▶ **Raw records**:
★ ★ ★ ★ ★

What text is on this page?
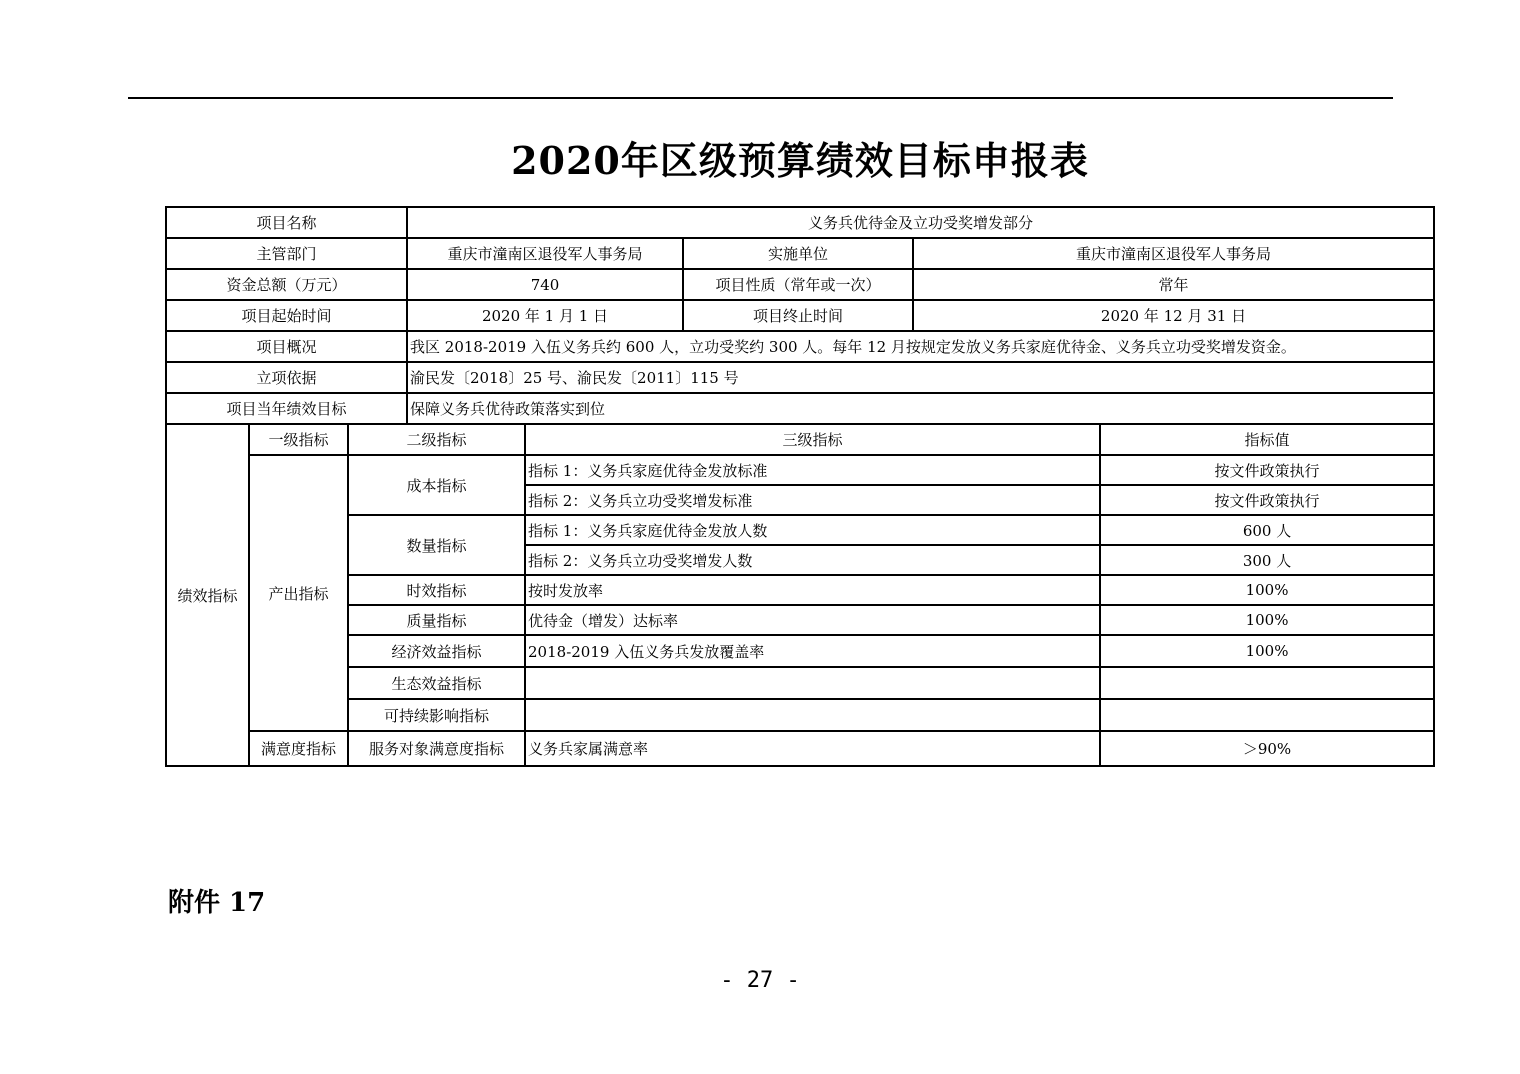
2020年区级预算绩效目标申报表
项目名称			义务兵优待金及立功受奖增发部分				
主管部门			重庆市潼南区退役军人事务局		实施单位	重庆市潼南区退役军人事务局	
资金总额（万元）			740		项目性质（常年或一次）	常年	
项目起始时间			2020 年 1 月 1 日		项目终止时间	2020 年 12 月 31 日	
项目概况			我区 2018-2019 入伍义务兵约 600 人，立功受奖约 300 人。每年 12 月按规定发放义务兵家庭优待金、义务兵立功受奖增发资金。				
立项依据			渝民发〔2018〕25 号、渝民发〔2011〕115 号				
项目当年绩效目标			保障义务兵优待政策落实到位				
绩效指标	一级指标	二级指标		三级指标			指标值
	产出指标	成本指标		指标 1：义务兵家庭优待金发放标准			按文件政策执行
				指标 2：义务兵立功受奖增发标准			按文件政策执行
		数量指标		指标 1：义务兵家庭优待金发放人数			600 人
				指标 2：义务兵立功受奖增发人数			300 人
		时效指标		按时发放率			100%
		质量指标		优待金（增发）达标率			100%
		经济效益指标		2018-2019 入伍义务兵发放覆盖率			100%
		生态效益指标					
		可持续影响指标					
	满意度指标	服务对象满意度指标		义务兵家属满意率			＞90%
附件 17
- 27 -
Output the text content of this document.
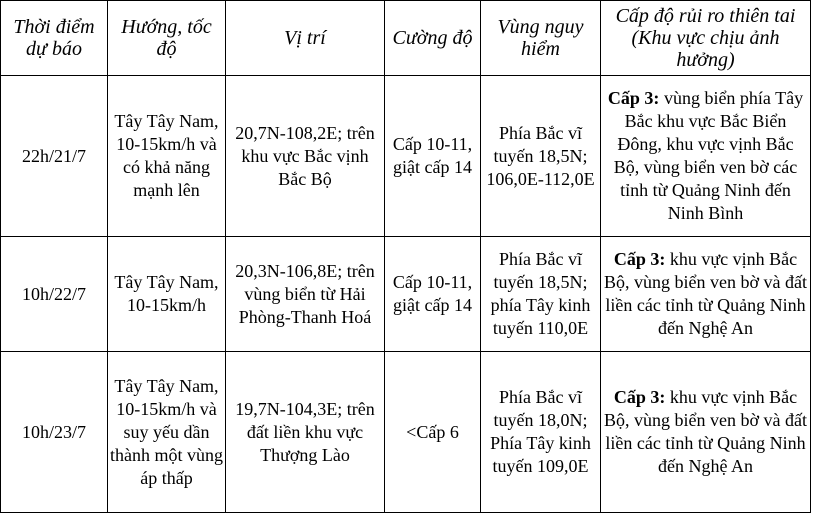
Thời điểm dự báo	Hướng, tốc độ	Vị trí	Cường độ	Vùng nguy hiểm	Cấp độ rủi ro thiên tai (Khu vực chịu ảnh hưởng)
22h/21/7	Tây Tây Nam, 10-15km/h và có khả năng mạnh lên	20,7N-108,2E; trên khu vực Bắc vịnh Bắc Bộ	Cấp 10-11, giật cấp 14	Phía Bắc vĩ tuyến 18,5N; 106,0E-112,0E	Cấp 3: vùng biển phía Tây Bắc khu vực Bắc Biển Đông, khu vực vịnh Bắc Bộ, vùng biển ven bờ các tỉnh từ Quảng Ninh đến Ninh Bình
10h/22/7	Tây Tây Nam, 10-15km/h	20,3N-106,8E; trên vùng biển từ Hải Phòng-Thanh Hoá	Cấp 10-11, giật cấp 14	Phía Bắc vĩ tuyến 18,5N; phía Tây kinh tuyến 110,0E	Cấp 3: khu vực vịnh Bắc Bộ, vùng biển ven bờ và đất liền các tỉnh từ Quảng Ninh đến Nghệ An
10h/23/7	Tây Tây Nam, 10-15km/h và suy yếu dần thành một vùng áp thấp	19,7N-104,3E; trên đất liền khu vực Thượng Lào	<Cấp 6	Phía Bắc vĩ tuyến 18,0N; Phía Tây kinh tuyến 109,0E	Cấp 3: khu vực vịnh Bắc Bộ, vùng biển ven bờ và đất liền các tỉnh từ Quảng Ninh đến Nghệ An
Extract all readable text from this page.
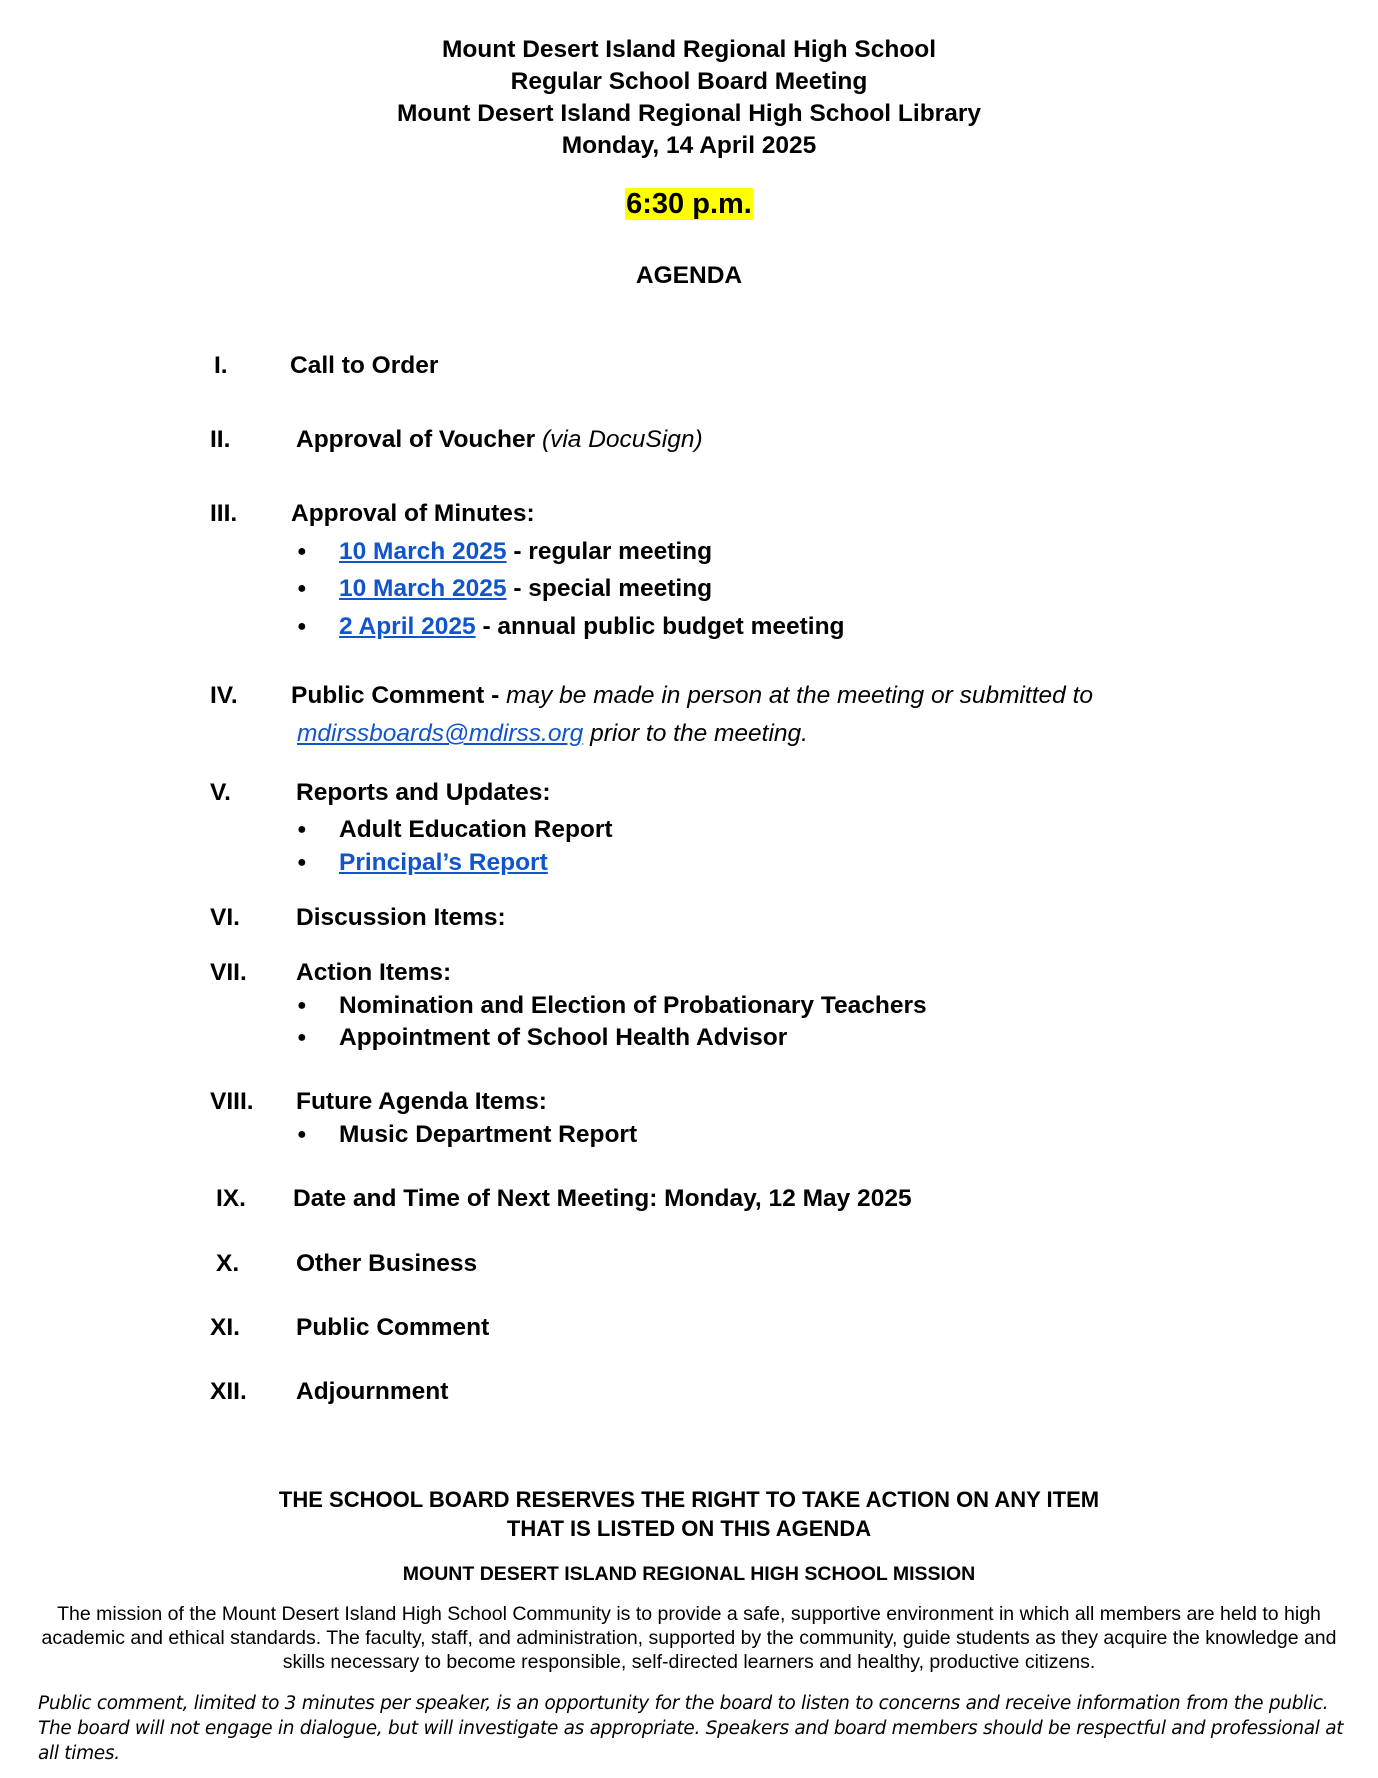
Mount Desert Island Regional High School
Regular School Board Meeting
Mount Desert Island Regional High School Library
Monday, 14 April 2025
6:30 p.m.
AGENDA
I.	Call to Order
II.	Approval of Voucher (via DocuSign)
III. Approval of Minutes:
● 10 March 2025 - regular meeting
● 10 March 2025 - special meeting
● 2 April 2025 - annual public budget meeting
IV. Public Comment - may be made in person at the meeting or submitted to
mdirssboards@mdirss.org prior to the meeting.
V.	Reports and Updates:
● Adult Education Report
● Principal’s Report
VI. Discussion Items:
VII. Action Items:
● Nomination and Election of Probationary Teachers
● Appointment of School Health Advisor
VIII. Future Agenda Items:
● Music Department Report
IX. Date and Time of Next Meeting: Monday, 12 May 2025
X. Other Business
XI. Public Comment
XII. Adjournment
THE SCHOOL BOARD RESERVES THE RIGHT TO TAKE ACTION ON ANY ITEM
THAT IS LISTED ON THIS AGENDA
MOUNT DESERT ISLAND REGIONAL HIGH SCHOOL MISSION
The mission of the Mount Desert Island High School Community is to provide a safe, supportive environment in which all members are held to high academic and ethical standards. The faculty, staff, and administration, supported by the community, guide students as they acquire the knowledge and skills necessary to become responsible, self-directed learners and healthy, productive citizens.
Public comment, limited to 3 minutes per speaker, is an opportunity for the board to listen to concerns and receive information from the public. The board will not engage in dialogue, but will investigate as appropriate. Speakers and board members should be respectful and professional at all times.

★ ★ ★ ★ ★

▶ **Short problem**:
Locate all lines holding the word "按文件政策执行", then copy them out.

▶ **Final result**:
	产出指标	成本指标		指标 1：义务兵家庭优待金发放标准			按文件政策执行
				指标 2：义务兵立功受奖增发标准			按文件政策执行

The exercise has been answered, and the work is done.